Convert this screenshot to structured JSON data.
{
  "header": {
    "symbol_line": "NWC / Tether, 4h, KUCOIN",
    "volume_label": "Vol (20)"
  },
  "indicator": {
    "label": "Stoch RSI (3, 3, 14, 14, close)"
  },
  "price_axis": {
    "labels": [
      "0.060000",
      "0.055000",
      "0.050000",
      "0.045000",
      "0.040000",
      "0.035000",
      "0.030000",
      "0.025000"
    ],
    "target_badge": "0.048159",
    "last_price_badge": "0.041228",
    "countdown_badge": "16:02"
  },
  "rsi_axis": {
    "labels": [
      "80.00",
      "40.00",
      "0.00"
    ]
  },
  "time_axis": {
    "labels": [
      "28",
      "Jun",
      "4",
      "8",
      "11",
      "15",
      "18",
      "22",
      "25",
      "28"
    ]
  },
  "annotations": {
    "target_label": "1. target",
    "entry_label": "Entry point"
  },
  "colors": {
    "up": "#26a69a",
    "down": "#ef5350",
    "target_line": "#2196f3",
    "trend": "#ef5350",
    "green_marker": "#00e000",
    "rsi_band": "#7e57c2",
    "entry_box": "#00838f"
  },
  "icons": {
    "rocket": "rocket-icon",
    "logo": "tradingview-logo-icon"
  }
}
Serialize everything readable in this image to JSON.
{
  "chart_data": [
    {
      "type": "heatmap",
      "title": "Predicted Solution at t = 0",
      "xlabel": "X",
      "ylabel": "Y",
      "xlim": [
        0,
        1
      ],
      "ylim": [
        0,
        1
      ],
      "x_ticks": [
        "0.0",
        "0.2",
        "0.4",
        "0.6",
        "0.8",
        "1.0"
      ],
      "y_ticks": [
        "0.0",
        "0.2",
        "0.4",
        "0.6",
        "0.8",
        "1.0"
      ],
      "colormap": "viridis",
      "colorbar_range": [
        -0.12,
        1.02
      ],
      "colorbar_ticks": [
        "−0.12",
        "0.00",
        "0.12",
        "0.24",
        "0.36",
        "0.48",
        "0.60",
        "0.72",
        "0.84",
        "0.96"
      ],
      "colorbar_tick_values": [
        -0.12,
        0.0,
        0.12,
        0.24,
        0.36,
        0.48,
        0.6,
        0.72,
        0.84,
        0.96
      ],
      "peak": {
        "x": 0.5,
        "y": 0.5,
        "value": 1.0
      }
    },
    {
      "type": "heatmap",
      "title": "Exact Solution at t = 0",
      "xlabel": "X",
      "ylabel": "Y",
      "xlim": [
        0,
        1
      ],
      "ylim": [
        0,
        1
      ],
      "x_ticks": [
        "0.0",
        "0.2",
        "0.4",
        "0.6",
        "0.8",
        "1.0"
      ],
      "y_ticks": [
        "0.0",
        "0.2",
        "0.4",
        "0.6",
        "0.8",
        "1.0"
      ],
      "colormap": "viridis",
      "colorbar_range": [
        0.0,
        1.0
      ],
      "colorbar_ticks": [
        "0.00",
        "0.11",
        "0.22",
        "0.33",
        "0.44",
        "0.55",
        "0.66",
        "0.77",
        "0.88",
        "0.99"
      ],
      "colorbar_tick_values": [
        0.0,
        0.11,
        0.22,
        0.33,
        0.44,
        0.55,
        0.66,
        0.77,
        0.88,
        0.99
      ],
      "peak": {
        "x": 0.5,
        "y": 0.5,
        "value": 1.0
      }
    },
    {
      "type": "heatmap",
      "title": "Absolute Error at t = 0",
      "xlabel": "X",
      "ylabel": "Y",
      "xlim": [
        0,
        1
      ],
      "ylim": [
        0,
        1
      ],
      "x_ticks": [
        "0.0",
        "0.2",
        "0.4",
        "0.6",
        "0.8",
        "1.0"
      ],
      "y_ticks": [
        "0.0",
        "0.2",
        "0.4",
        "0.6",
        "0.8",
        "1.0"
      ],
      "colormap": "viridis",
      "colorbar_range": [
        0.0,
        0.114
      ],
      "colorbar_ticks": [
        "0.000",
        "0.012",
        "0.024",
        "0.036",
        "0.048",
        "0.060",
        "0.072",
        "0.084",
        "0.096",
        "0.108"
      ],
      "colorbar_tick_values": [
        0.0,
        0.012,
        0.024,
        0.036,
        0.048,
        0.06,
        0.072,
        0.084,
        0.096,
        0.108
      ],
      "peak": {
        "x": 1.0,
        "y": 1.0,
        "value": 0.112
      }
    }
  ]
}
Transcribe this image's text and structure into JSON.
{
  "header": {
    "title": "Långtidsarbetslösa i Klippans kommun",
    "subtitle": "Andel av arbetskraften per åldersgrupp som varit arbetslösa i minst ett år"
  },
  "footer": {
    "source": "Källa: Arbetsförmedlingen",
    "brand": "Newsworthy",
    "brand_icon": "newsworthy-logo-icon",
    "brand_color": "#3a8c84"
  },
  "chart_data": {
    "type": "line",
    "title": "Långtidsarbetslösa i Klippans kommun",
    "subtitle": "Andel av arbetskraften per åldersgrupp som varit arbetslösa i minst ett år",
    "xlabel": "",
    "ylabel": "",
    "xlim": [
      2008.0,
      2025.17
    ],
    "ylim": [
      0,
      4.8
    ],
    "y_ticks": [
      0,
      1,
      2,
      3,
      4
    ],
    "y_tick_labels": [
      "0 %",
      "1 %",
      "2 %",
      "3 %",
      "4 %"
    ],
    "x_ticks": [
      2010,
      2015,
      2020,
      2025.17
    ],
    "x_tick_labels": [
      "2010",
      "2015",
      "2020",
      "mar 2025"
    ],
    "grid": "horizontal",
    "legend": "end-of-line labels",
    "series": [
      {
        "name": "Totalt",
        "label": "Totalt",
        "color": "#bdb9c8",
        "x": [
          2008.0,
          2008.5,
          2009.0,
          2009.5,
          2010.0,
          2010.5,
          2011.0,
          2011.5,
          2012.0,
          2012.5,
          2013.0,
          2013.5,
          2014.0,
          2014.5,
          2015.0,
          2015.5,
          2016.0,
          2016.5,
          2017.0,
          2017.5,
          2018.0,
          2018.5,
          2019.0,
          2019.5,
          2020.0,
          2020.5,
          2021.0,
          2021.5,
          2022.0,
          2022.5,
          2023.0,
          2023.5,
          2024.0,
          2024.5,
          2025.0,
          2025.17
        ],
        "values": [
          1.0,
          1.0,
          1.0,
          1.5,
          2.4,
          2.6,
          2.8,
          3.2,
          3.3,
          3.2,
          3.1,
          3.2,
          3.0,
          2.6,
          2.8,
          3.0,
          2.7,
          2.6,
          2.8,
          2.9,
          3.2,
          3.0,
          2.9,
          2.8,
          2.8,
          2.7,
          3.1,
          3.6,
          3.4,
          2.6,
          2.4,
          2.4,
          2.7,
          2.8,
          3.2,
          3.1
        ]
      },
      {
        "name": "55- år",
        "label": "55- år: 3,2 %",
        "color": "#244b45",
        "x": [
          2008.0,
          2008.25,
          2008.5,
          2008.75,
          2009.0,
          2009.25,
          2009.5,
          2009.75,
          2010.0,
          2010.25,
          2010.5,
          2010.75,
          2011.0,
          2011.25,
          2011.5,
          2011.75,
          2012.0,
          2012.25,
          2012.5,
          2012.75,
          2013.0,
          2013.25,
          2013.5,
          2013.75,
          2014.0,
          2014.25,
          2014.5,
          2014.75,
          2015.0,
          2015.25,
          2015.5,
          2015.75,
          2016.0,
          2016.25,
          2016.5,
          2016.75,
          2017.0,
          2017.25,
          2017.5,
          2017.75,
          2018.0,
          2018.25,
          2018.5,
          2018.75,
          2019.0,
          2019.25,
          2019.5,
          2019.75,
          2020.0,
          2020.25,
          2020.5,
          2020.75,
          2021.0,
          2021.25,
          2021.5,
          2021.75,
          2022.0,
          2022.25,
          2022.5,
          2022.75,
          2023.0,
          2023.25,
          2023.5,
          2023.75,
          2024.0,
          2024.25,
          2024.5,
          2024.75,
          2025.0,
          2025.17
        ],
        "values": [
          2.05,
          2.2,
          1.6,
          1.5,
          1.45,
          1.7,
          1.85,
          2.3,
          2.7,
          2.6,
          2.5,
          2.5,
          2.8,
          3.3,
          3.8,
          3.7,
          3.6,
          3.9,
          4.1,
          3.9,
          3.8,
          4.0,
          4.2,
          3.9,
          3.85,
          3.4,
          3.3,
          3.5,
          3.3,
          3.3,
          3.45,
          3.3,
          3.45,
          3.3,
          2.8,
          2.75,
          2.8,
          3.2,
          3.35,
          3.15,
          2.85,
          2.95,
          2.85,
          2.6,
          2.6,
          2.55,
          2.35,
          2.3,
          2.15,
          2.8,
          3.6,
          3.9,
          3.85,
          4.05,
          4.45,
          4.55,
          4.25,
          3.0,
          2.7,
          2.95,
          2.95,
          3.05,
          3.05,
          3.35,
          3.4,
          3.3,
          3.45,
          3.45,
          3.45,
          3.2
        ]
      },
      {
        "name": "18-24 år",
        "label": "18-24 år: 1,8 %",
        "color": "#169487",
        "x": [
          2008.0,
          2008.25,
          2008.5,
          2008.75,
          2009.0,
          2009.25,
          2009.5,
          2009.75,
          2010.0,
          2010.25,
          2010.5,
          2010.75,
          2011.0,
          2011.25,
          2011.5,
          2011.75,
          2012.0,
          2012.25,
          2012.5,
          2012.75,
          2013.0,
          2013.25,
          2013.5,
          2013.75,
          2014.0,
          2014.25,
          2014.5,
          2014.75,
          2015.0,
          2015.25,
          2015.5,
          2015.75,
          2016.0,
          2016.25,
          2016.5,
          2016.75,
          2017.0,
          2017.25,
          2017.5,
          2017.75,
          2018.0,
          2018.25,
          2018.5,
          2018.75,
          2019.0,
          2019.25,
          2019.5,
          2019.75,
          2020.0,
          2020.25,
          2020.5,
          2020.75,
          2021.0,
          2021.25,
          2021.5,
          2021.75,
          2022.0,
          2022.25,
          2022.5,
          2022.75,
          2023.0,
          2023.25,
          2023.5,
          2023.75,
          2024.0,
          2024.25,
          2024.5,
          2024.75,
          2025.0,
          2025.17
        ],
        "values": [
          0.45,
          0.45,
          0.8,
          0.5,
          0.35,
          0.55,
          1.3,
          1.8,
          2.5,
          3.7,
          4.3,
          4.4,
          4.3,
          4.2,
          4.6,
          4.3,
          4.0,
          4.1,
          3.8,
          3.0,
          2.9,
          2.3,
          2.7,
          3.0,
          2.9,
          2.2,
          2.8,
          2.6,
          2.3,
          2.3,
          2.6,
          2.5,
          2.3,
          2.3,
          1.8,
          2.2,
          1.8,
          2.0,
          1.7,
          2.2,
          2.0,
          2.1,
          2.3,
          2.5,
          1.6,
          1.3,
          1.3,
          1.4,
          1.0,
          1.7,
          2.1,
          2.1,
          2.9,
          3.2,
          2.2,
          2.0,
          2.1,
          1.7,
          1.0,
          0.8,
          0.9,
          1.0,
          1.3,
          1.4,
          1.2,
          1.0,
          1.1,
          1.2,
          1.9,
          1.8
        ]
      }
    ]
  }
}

= = = =

What the exercise asks: Indicate how many lines of the material include the word "subtitle"; the number alone is required.

Expected answer: 2